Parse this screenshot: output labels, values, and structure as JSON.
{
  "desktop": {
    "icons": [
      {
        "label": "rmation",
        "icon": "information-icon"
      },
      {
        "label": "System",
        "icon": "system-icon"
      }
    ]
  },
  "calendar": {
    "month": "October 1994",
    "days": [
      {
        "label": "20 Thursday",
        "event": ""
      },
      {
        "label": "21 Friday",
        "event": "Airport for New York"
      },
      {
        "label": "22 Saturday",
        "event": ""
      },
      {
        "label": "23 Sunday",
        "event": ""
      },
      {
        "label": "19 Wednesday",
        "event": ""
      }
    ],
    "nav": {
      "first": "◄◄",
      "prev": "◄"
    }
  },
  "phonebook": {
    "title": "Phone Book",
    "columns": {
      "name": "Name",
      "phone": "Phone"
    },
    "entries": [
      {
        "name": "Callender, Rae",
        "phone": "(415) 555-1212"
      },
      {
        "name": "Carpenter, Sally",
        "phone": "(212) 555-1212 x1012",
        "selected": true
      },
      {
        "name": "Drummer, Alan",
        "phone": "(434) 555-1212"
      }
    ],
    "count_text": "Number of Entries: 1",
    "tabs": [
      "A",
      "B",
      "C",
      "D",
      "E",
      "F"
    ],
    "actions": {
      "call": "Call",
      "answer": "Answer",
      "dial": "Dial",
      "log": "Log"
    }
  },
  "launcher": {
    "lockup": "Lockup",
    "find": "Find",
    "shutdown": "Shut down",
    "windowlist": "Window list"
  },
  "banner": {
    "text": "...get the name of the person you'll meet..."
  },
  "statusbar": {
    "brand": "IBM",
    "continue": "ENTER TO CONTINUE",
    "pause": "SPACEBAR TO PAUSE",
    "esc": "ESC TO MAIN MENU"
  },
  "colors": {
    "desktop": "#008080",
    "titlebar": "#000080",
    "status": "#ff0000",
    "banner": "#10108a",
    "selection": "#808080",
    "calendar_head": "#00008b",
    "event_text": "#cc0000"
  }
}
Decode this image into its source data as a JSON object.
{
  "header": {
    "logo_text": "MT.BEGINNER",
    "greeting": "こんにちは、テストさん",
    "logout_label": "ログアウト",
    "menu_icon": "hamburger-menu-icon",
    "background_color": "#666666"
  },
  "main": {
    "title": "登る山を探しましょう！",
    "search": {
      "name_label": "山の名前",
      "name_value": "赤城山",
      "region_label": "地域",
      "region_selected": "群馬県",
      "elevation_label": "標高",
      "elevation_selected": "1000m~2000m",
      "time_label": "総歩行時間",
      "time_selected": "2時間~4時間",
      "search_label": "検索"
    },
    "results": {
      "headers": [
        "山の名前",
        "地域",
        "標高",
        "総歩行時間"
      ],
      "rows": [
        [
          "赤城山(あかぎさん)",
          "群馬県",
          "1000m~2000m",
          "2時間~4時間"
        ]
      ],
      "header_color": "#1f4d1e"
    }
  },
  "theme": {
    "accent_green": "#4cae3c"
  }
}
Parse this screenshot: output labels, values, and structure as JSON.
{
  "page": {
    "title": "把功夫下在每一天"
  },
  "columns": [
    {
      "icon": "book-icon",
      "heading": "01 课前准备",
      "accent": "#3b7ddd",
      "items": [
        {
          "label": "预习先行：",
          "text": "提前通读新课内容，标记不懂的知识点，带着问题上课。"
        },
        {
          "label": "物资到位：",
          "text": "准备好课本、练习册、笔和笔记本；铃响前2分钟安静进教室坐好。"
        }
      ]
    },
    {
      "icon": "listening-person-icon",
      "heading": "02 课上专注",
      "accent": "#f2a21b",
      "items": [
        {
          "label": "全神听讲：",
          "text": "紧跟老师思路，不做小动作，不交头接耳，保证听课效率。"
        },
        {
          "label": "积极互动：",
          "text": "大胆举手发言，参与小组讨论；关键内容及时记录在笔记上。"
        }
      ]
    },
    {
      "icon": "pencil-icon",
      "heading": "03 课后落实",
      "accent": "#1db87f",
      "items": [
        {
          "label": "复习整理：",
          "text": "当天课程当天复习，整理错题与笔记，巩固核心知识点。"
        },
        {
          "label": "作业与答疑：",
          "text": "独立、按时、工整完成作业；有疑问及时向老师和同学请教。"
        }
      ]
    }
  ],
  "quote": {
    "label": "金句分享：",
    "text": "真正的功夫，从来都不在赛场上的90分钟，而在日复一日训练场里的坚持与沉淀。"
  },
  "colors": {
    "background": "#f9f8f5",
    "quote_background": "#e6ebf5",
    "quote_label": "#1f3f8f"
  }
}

══════════════════════════════

== Objective ==
Repeat every line of the records above exactly.

== In response ==
Parse this screenshot: output labels, values, and structure as JSON.
{
  "desktop": {
    "icons": [
      {
        "label": "rmation",
        "icon": "information-icon"
      },
      {
        "label": "System",
        "icon": "system-icon"
      }
    ]
  },
  "calendar": {
    "month": "October 1994",
    "days": [
      {
        "label": "20 Thursday",
        "event": ""
      },
      {
        "label": "21 Friday",
        "event": "Airport for New York"
      },
      {
        "label": "22 Saturday",
        "event": ""
      },
      {
        "label": "23 Sunday",
        "event": ""
      },
      {
        "label": "19 Wednesday",
        "event": ""
      }
    ],
    "nav": {
      "first": "◄◄",
      "prev": "◄"
    }
  },
  "phonebook": {
    "title": "Phone Book",
    "columns": {
      "name": "Name",
      "phone": "Phone"
    },
    "entries": [
      {
        "name": "Callender, Rae",
        "phone": "(415) 555-1212"
      },
      {
        "name": "Carpenter, Sally",
        "phone": "(212) 555-1212 x1012",
        "selected": true
      },
      {
        "name": "Drummer, Alan",
        "phone": "(434) 555-1212"
      }
    ],
    "count_text": "Number of Entries: 1",
    "tabs": [
      "A",
      "B",
      "C",
      "D",
      "E",
      "F"
    ],
    "actions": {
      "call": "Call",
      "answer": "Answer",
      "dial": "Dial",
      "log": "Log"
    }
  },
  "launcher": {
    "lockup": "Lockup",
    "find": "Find",
    "shutdown": "Shut down",
    "windowlist": "Window list"
  },
  "banner": {
    "text": "...get the name of the person you'll meet..."
  },
  "statusbar": {
    "brand": "IBM",
    "continue": "ENTER TO CONTINUE",
    "pause": "SPACEBAR TO PAUSE",
    "esc": "ESC TO MAIN MENU"
  },
  "colors": {
    "desktop": "#008080",
    "titlebar": "#000080",
    "status": "#ff0000",
    "banner": "#10108a",
    "selection": "#808080",
    "calendar_head": "#00008b",
    "event_text": "#cc0000"
  }
}
Decode this image into its source data as a JSON object.
{
  "header": {
    "logo_text": "MT.BEGINNER",
    "greeting": "こんにちは、テストさん",
    "logout_label": "ログアウト",
    "menu_icon": "hamburger-menu-icon",
    "background_color": "#666666"
  },
  "main": {
    "title": "登る山を探しましょう！",
    "search": {
      "name_label": "山の名前",
      "name_value": "赤城山",
      "region_label": "地域",
      "region_selected": "群馬県",
      "elevation_label": "標高",
      "elevation_selected": "1000m~2000m",
      "time_label": "総歩行時間",
      "time_selected": "2時間~4時間",
      "search_label": "検索"
    },
    "results": {
      "headers": [
        "山の名前",
        "地域",
        "標高",
        "総歩行時間"
      ],
      "rows": [
        [
          "赤城山(あかぎさん)",
          "群馬県",
          "1000m~2000m",
          "2時間~4時間"
        ]
      ],
      "header_color": "#1f4d1e"
    }
  },
  "theme": {
    "accent_green": "#4cae3c"
  }
}
Parse this screenshot: output labels, values, and structure as JSON.
{
  "page": {
    "title": "把功夫下在每一天"
  },
  "columns": [
    {
      "icon": "book-icon",
      "heading": "01 课前准备",
      "accent": "#3b7ddd",
      "items": [
        {
          "label": "预习先行：",
          "text": "提前通读新课内容，标记不懂的知识点，带着问题上课。"
        },
        {
          "label": "物资到位：",
          "text": "准备好课本、练习册、笔和笔记本；铃响前2分钟安静进教室坐好。"
        }
      ]
    },
    {
      "icon": "listening-person-icon",
      "heading": "02 课上专注",
      "accent": "#f2a21b",
      "items": [
        {
          "label": "全神听讲：",
          "text": "紧跟老师思路，不做小动作，不交头接耳，保证听课效率。"
        },
        {
          "label": "积极互动：",
          "text": "大胆举手发言，参与小组讨论；关键内容及时记录在笔记上。"
        }
      ]
    },
    {
      "icon": "pencil-icon",
      "heading": "03 课后落实",
      "accent": "#1db87f",
      "items": [
        {
          "label": "复习整理：",
          "text": "当天课程当天复习，整理错题与笔记，巩固核心知识点。"
        },
        {
          "label": "作业与答疑：",
          "text": "独立、按时、工整完成作业；有疑问及时向老师和同学请教。"
        }
      ]
    }
  ],
  "quote": {
    "label": "金句分享：",
    "text": "真正的功夫，从来都不在赛场上的90分钟，而在日复一日训练场里的坚持与沉淀。"
  },
  "colors": {
    "background": "#f9f8f5",
    "quote_background": "#e6ebf5",
    "quote_label": "#1f3f8f"
  }
}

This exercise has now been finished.